§ **EXERCISE**
Find each line holding "values" and copy it out.

....

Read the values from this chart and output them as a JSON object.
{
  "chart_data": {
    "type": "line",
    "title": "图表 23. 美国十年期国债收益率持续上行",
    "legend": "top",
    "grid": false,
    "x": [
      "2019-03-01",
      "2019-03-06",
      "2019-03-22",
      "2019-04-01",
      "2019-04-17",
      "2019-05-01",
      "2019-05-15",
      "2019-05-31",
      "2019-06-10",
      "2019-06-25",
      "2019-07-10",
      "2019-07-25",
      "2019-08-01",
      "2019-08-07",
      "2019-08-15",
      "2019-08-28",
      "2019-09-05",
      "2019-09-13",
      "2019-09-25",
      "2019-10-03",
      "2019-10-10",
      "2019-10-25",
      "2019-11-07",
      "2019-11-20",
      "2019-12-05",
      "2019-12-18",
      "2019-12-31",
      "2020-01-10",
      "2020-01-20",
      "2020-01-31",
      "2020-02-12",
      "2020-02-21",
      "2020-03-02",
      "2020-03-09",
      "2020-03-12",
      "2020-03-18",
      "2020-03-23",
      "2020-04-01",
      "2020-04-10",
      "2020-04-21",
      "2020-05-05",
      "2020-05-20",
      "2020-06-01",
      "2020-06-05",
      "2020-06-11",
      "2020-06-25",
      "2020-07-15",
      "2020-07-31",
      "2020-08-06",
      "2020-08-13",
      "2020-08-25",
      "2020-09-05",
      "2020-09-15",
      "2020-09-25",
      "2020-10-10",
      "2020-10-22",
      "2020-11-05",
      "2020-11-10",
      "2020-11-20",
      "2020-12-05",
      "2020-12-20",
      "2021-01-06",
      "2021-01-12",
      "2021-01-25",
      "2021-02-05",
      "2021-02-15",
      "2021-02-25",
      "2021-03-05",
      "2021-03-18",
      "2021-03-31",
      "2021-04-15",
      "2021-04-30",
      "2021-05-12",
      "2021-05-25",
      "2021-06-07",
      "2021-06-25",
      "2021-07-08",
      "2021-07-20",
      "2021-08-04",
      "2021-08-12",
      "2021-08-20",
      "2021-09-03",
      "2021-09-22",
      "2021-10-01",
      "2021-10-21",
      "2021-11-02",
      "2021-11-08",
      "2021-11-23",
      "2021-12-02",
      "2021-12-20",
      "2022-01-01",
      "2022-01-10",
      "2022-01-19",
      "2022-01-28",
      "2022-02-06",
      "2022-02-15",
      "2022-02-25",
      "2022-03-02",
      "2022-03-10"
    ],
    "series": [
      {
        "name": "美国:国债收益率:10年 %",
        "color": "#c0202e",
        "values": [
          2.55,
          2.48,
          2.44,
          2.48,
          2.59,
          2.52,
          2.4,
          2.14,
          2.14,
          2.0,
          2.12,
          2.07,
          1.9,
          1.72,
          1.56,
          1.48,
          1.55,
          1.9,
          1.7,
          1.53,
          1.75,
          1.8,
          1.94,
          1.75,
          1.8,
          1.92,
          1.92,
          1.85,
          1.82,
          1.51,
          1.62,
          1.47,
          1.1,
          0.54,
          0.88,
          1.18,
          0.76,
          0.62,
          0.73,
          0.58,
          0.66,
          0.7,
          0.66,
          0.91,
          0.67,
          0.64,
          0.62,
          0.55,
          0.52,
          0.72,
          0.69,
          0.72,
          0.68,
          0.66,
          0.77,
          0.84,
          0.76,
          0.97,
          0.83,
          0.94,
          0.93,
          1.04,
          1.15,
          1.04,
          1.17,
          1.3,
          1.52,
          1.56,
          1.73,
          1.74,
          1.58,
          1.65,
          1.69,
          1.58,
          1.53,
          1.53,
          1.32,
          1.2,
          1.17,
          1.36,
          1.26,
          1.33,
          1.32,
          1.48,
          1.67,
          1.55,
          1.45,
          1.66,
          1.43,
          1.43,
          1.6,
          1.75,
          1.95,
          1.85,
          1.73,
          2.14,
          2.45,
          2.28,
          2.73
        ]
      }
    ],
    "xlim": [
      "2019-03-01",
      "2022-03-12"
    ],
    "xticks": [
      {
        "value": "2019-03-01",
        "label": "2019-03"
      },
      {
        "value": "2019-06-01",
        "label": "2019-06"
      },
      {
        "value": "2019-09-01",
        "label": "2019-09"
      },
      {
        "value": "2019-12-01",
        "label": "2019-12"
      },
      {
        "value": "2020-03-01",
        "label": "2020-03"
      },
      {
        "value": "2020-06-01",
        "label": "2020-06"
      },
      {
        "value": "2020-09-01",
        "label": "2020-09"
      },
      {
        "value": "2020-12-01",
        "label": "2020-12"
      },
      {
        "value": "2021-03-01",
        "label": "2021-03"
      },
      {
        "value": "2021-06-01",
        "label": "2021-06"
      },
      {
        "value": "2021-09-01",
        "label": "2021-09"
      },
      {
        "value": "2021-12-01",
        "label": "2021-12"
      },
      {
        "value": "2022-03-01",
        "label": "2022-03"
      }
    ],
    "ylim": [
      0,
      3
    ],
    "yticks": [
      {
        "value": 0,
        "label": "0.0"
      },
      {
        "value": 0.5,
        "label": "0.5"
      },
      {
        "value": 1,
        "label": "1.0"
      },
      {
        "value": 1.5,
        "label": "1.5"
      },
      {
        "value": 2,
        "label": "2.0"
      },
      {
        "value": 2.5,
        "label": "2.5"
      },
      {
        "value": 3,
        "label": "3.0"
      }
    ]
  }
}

....

§ **CORRECT OUTPUT**
Read the values from this chart and output them as a JSON object.
        "values": [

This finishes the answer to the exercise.